Without changing a character, return the entries, but not the images they hold.

# START OF DATA ENTRIES

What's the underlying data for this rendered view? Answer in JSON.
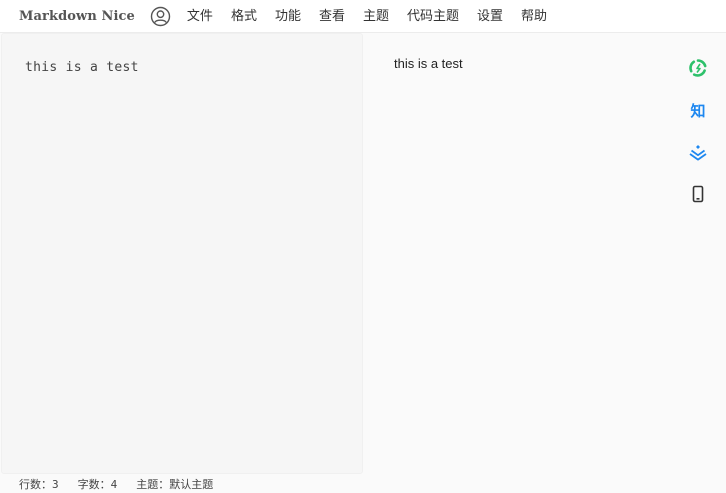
{
  "app": {
    "brand": "Markdown Nice",
    "menu": [
      {
        "label": "文件"
      },
      {
        "label": "格式"
      },
      {
        "label": "功能"
      },
      {
        "label": "查看"
      },
      {
        "label": "主题"
      },
      {
        "label": "代码主题"
      },
      {
        "label": "设置"
      },
      {
        "label": "帮助"
      }
    ]
  },
  "editor": {
    "content": "this is a test"
  },
  "preview": {
    "content": "this is a test"
  },
  "toolbar": {
    "zhihu_label": "知",
    "tools": [
      {
        "icon": "wechat-copy-icon",
        "color": "#2ec16b"
      },
      {
        "icon": "zhihu-icon",
        "color": "#1d87f0"
      },
      {
        "icon": "juejin-icon",
        "color": "#1d87f0"
      },
      {
        "icon": "mobile-preview-icon",
        "color": "#333333"
      }
    ]
  },
  "status": {
    "lines": "行数：3",
    "words": "字数：4",
    "theme": "主题：默认主题"
  }
}
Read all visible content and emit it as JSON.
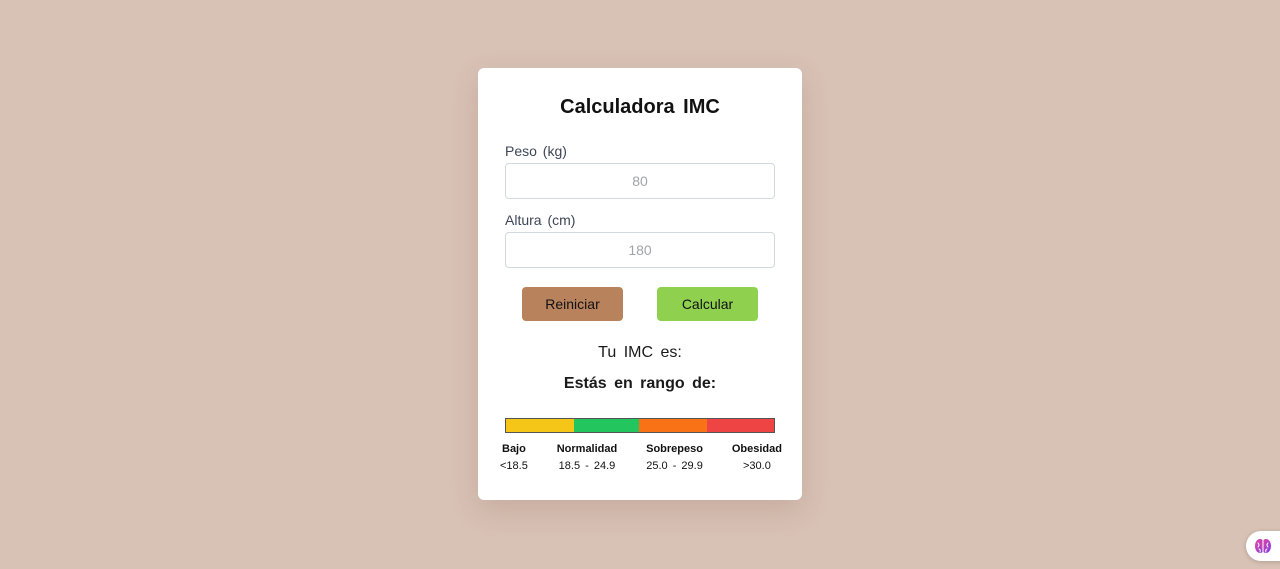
{
  "app": {
    "title": "Calculadora IMC"
  },
  "form": {
    "weight": {
      "label": "Peso (kg)",
      "placeholder": "80",
      "value": ""
    },
    "height": {
      "label": "Altura (cm)",
      "placeholder": "180",
      "value": ""
    }
  },
  "buttons": {
    "reset_label": "Reiniciar",
    "calculate_label": "Calcular"
  },
  "result": {
    "imc_label": "Tu IMC es:",
    "range_label": "Estás en rango de:"
  },
  "scale": {
    "segments": [
      {
        "name": "Bajo",
        "range": "<18.5",
        "color": "#f5c518"
      },
      {
        "name": "Normalidad",
        "range": "18.5 - 24.9",
        "color": "#22c55e"
      },
      {
        "name": "Sobrepeso",
        "range": "25.0 - 29.9",
        "color": "#f97316"
      },
      {
        "name": "Obesidad",
        "range": ">30.0",
        "color": "#ef4444"
      }
    ]
  },
  "colors": {
    "background": "#d8c1b5",
    "card": "#ffffff",
    "reset_button": "#b8825d",
    "calculate_button": "#8fd14f"
  },
  "icons": {
    "helper": "brain-icon"
  }
}
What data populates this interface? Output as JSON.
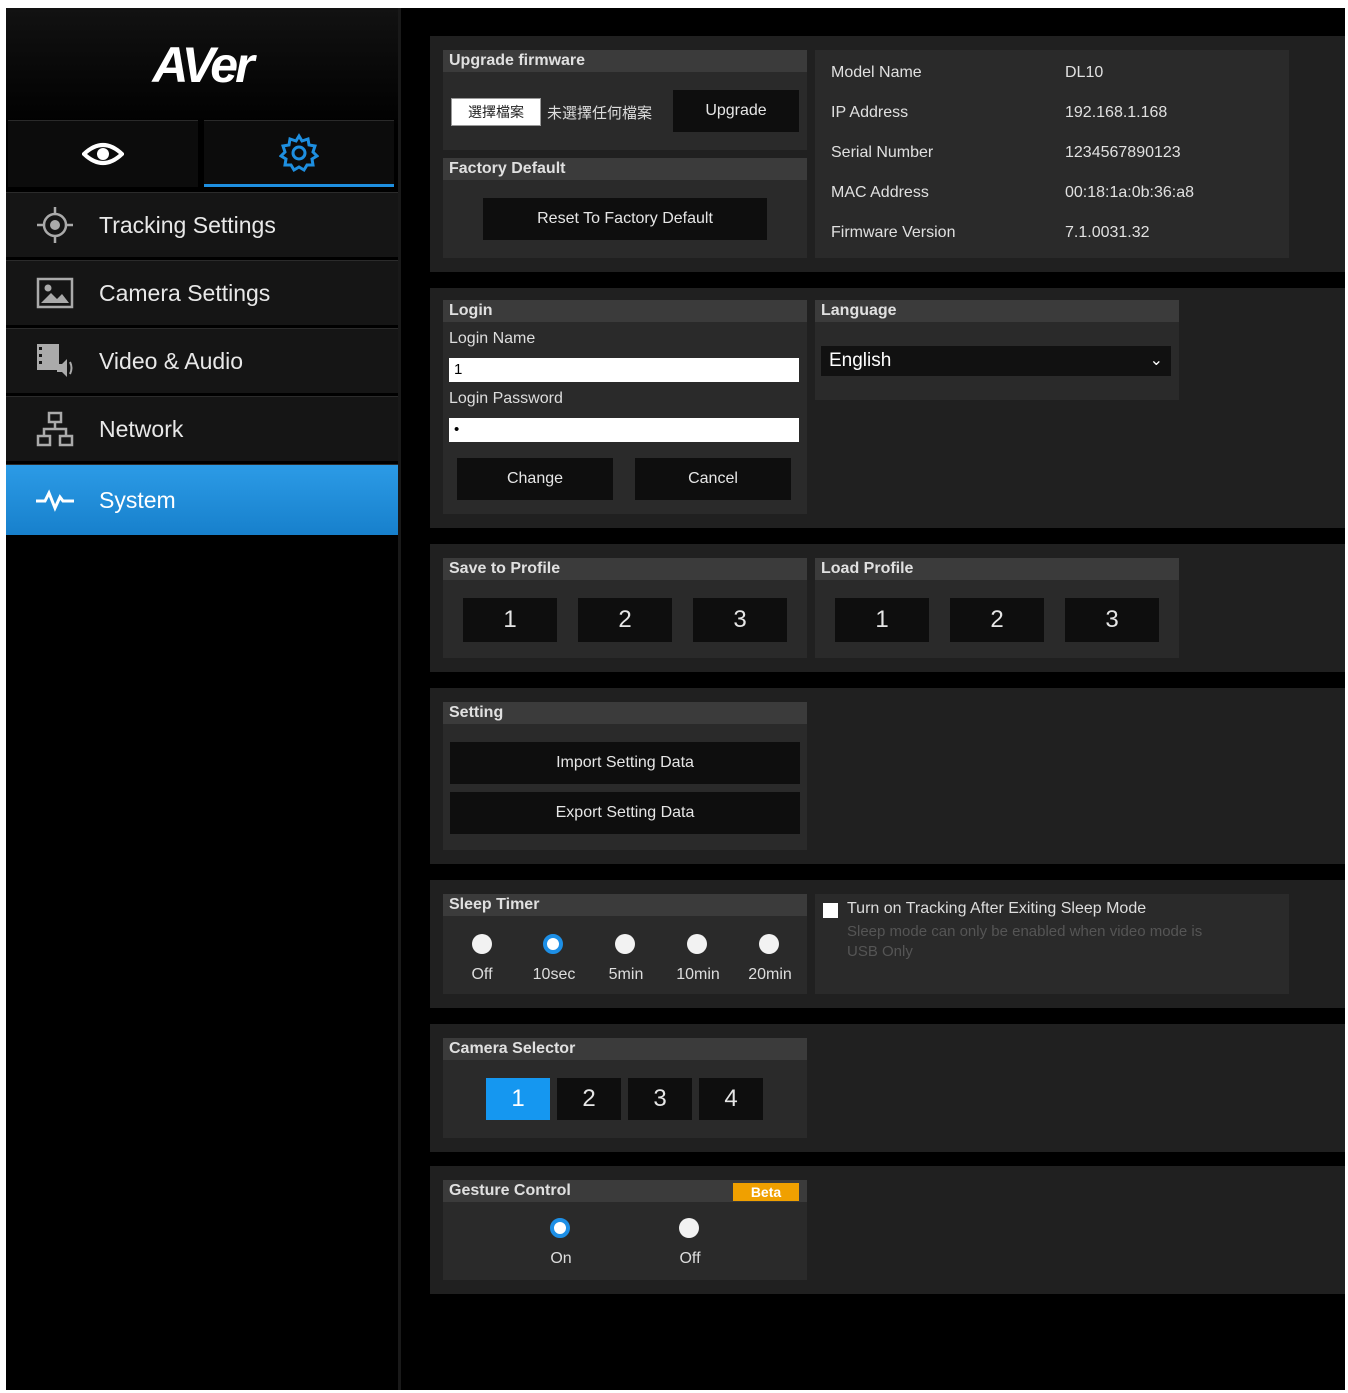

# END OF DATA ENTRIES

▸ **RESPONSE**
What's the underlying data for this rendered view? Answer in JSON.
{
  "app": {
    "brand": "Markdown Nice",
    "menu": [
      {
        "label": "文件"
      },
      {
        "label": "格式"
      },
      {
        "label": "功能"
      },
      {
        "label": "查看"
      },
      {
        "label": "主题"
      },
      {
        "label": "代码主题"
      },
      {
        "label": "设置"
      },
      {
        "label": "帮助"
      }
    ]
  },
  "editor": {
    "content": "this is a test"
  },
  "preview": {
    "content": "this is a test"
  },
  "toolbar": {
    "zhihu_label": "知",
    "tools": [
      {
        "icon": "wechat-copy-icon",
        "color": "#2ec16b"
      },
      {
        "icon": "zhihu-icon",
        "color": "#1d87f0"
      },
      {
        "icon": "juejin-icon",
        "color": "#1d87f0"
      },
      {
        "icon": "mobile-preview-icon",
        "color": "#333333"
      }
    ]
  },
  "status": {
    "lines": "行数：3",
    "words": "字数：4",
    "theme": "主题：默认主题"
  }
}
Read all visible content and emit it as JSON.
{
  "app": {
    "title": "Calculadora IMC"
  },
  "form": {
    "weight": {
      "label": "Peso (kg)",
      "placeholder": "80",
      "value": ""
    },
    "height": {
      "label": "Altura (cm)",
      "placeholder": "180",
      "value": ""
    }
  },
  "buttons": {
    "reset_label": "Reiniciar",
    "calculate_label": "Calcular"
  },
  "result": {
    "imc_label": "Tu IMC es:",
    "range_label": "Estás en rango de:"
  },
  "scale": {
    "segments": [
      {
        "name": "Bajo",
        "range": "<18.5",
        "color": "#f5c518"
      },
      {
        "name": "Normalidad",
        "range": "18.5 - 24.9",
        "color": "#22c55e"
      },
      {
        "name": "Sobrepeso",
        "range": "25.0 - 29.9",
        "color": "#f97316"
      },
      {
        "name": "Obesidad",
        "range": ">30.0",
        "color": "#ef4444"
      }
    ]
  },
  "colors": {
    "background": "#d8c1b5",
    "card": "#ffffff",
    "reset_button": "#b8825d",
    "calculate_button": "#8fd14f"
  },
  "icons": {
    "helper": "brain-icon"
  }
}
What data populates this interface? Output as JSON.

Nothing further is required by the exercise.